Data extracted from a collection
-*-

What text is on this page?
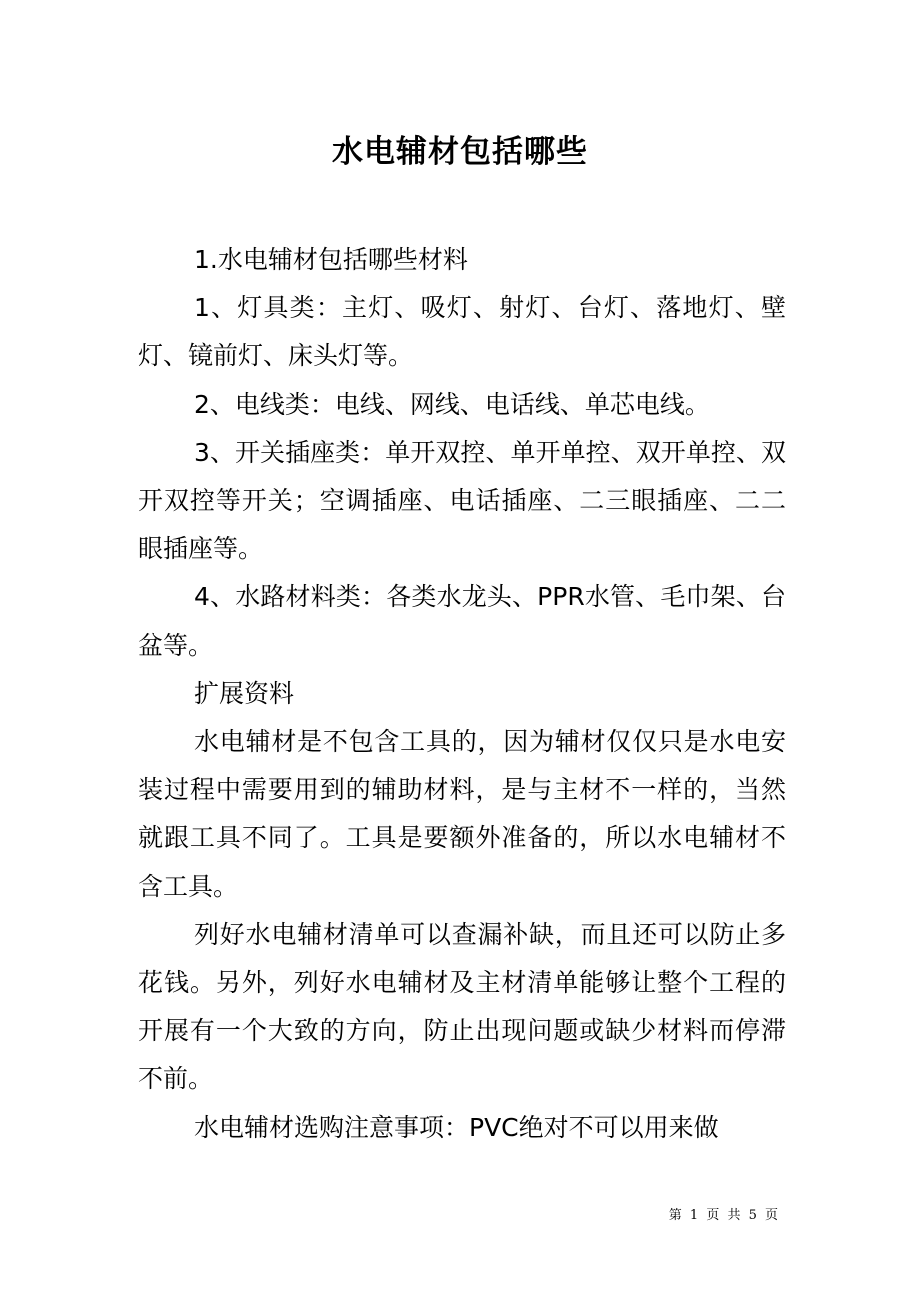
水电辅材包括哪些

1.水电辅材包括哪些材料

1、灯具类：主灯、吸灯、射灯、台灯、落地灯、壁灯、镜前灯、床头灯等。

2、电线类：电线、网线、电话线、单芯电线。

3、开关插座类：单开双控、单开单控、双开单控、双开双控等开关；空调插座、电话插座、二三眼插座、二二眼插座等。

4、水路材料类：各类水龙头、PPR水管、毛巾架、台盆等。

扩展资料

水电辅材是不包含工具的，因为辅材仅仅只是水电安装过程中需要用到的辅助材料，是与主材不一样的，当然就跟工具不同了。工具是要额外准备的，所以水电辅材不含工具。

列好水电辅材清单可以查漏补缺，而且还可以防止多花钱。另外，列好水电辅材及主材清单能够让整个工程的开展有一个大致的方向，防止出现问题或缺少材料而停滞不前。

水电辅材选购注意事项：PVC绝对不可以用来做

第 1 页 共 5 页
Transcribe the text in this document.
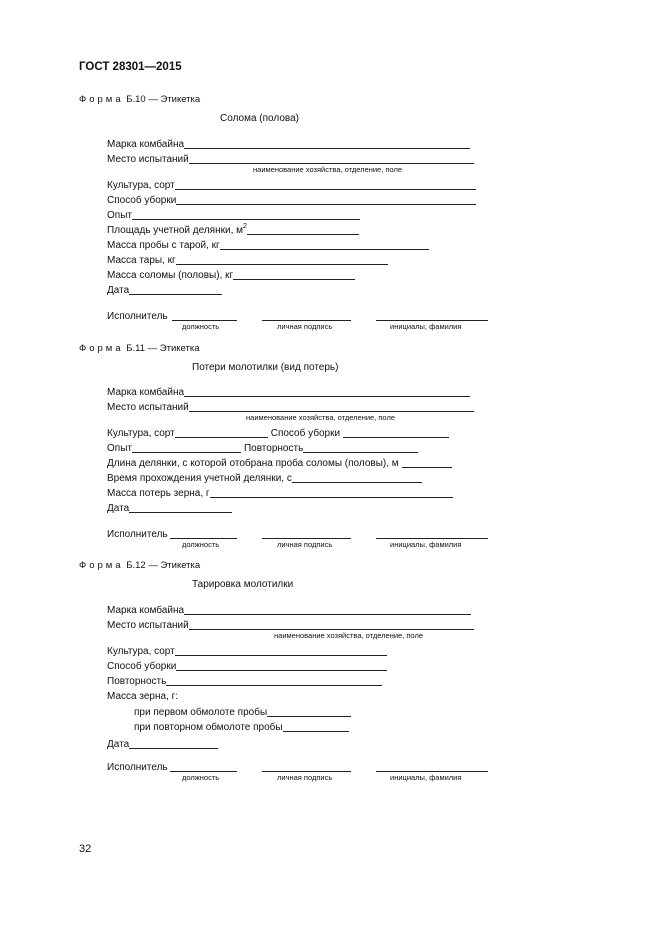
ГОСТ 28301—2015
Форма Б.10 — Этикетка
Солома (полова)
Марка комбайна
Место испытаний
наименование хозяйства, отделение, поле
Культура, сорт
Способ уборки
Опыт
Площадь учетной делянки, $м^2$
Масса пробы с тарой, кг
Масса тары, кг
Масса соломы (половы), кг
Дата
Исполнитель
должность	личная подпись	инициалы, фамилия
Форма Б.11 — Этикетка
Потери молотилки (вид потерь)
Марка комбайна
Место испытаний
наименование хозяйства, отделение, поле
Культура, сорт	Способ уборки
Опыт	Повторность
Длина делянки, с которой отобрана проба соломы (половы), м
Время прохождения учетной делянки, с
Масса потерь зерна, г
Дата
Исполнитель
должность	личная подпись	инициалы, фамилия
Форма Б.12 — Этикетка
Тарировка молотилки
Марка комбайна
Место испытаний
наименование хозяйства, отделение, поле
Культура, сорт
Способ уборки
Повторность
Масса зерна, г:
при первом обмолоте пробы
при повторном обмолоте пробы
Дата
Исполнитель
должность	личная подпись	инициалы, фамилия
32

-*-

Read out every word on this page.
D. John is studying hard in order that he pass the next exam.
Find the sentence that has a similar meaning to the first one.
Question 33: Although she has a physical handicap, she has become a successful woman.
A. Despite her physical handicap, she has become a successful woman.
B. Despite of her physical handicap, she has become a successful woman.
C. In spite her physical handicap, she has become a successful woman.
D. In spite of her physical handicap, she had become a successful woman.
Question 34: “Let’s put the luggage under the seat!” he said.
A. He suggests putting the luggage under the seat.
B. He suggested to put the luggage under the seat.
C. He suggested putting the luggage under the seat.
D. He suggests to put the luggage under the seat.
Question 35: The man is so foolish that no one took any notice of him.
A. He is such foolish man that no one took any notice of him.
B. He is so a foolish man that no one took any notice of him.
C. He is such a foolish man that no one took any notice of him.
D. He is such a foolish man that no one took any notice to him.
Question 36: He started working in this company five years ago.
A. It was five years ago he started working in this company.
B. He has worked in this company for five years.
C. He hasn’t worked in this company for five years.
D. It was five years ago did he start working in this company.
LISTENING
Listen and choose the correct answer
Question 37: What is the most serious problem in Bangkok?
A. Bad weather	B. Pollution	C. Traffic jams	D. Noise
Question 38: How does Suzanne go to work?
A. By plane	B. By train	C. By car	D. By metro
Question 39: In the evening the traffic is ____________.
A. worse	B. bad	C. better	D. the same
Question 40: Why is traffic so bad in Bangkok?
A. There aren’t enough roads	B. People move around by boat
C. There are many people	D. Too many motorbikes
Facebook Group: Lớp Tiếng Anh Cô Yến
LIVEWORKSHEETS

-*-

§ **WHAT IS BEING ASKED**:
Identify and copy lines that hold the string "company".

§ **TASK OUTPUT**:
Question 36: He started working in this company five years ago.
A. It was five years ago he started working in this company.
B. He has worked in this company for five years.
C. He hasn’t worked in this company for five years.
D. It was five years ago did he start working in this company.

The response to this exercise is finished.